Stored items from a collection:
════

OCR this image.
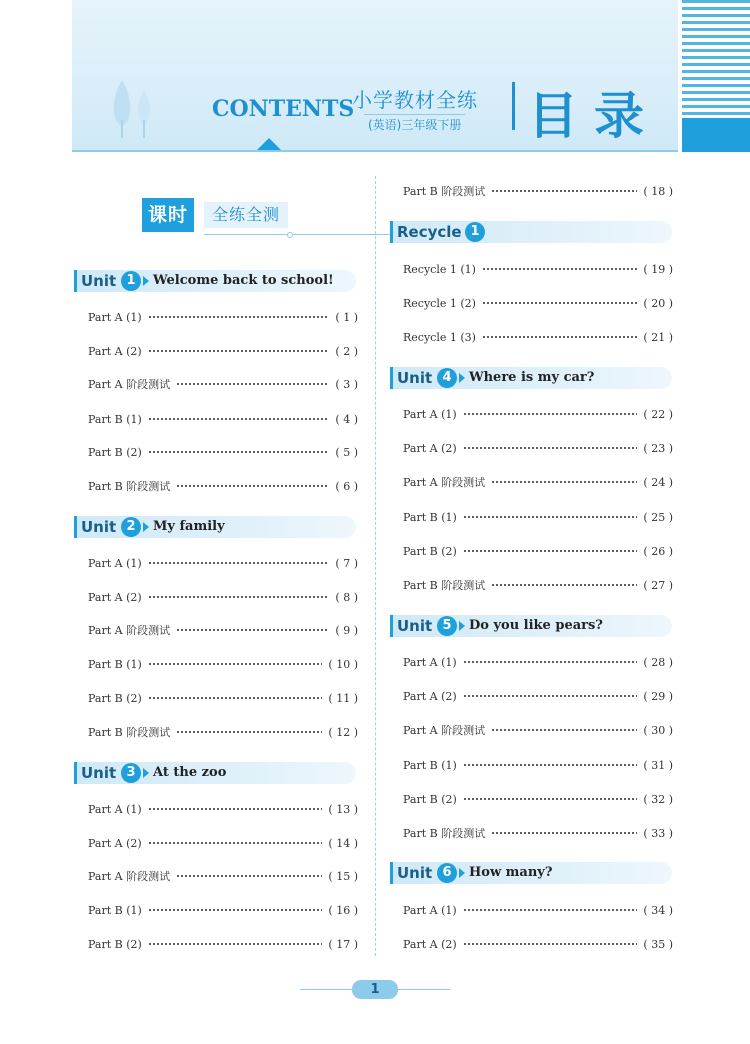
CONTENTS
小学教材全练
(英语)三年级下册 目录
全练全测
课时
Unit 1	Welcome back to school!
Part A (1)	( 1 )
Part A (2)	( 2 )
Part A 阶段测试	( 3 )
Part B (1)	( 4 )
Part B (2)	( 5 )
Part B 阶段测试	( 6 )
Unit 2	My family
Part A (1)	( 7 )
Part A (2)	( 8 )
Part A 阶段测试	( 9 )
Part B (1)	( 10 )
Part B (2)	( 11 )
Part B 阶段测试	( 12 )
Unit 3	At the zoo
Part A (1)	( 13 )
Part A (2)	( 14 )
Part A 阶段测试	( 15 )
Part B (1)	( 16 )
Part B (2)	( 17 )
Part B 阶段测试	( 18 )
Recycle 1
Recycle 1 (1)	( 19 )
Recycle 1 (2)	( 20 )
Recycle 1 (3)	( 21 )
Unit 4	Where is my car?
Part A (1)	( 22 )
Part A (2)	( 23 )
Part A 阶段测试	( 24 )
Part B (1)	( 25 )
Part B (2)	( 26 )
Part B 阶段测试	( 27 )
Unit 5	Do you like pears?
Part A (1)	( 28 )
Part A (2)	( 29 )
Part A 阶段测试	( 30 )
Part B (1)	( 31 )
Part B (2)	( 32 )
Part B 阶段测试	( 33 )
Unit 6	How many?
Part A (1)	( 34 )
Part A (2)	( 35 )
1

════

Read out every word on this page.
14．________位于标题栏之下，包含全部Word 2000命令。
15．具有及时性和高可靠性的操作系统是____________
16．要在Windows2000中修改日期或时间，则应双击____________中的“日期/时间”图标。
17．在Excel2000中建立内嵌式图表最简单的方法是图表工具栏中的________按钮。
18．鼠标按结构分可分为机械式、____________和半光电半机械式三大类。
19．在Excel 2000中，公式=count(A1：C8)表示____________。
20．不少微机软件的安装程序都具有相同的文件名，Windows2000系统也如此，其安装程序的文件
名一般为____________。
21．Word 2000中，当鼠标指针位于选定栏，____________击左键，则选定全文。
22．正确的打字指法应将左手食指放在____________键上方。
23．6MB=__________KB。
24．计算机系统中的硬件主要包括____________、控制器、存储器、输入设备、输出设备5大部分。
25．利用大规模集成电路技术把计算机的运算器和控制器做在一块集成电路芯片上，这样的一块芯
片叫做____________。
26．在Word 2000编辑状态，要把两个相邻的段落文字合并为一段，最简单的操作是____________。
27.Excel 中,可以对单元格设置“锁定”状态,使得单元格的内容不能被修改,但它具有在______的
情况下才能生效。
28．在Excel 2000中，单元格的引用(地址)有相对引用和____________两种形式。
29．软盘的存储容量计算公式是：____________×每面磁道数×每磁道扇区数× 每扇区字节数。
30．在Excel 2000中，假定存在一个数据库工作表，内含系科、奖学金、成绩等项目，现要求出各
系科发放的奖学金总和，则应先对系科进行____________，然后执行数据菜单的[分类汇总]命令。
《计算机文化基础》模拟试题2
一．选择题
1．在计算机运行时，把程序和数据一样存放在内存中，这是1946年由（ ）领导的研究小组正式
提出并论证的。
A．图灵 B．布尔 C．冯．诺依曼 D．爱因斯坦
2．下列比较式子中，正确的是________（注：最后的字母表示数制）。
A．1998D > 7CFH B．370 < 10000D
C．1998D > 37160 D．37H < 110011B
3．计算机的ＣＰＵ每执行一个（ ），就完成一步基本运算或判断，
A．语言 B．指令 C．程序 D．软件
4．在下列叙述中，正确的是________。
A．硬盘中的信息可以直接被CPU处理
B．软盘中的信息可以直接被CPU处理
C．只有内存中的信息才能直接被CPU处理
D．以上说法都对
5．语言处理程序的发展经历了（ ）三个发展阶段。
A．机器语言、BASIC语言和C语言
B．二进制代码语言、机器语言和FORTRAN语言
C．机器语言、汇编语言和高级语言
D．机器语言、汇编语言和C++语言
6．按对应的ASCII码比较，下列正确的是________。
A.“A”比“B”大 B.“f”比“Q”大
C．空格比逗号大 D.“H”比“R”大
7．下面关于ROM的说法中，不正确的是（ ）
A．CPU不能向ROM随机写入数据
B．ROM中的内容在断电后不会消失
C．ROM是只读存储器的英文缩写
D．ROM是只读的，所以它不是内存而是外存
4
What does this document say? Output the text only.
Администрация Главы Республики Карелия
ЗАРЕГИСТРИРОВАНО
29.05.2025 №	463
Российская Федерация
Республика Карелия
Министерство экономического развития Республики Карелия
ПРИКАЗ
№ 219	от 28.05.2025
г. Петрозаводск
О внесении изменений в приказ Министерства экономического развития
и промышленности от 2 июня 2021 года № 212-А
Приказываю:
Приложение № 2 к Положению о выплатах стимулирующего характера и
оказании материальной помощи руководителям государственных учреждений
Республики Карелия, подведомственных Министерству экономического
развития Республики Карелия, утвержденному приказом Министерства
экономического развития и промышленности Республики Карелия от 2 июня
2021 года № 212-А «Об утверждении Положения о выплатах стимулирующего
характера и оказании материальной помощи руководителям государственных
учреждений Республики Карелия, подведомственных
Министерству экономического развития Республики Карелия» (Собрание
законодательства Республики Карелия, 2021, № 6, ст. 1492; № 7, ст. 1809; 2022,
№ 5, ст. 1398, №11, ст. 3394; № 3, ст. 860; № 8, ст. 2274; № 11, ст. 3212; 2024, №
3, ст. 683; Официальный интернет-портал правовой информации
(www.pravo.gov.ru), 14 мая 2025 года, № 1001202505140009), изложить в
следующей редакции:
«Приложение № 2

════

Using the entries above, find all lines with "Карелия". Copy them.

> _Result_:
Администрация Главы Республики Карелия
Республика Карелия
Министерство экономического развития Республики Карелия
Республики Карелия, подведомственных Министерству экономического
развития Республики Карелия, утвержденному приказом Министерства
экономического развития и промышленности Республики Карелия от 2 июня
учреждений Республики Карелия, подведомственных
Министерству экономического развития Республики Карелия» (Собрание
законодательства Республики Карелия, 2021, № 6, ст. 1492; № 7, ст. 1809; 2022,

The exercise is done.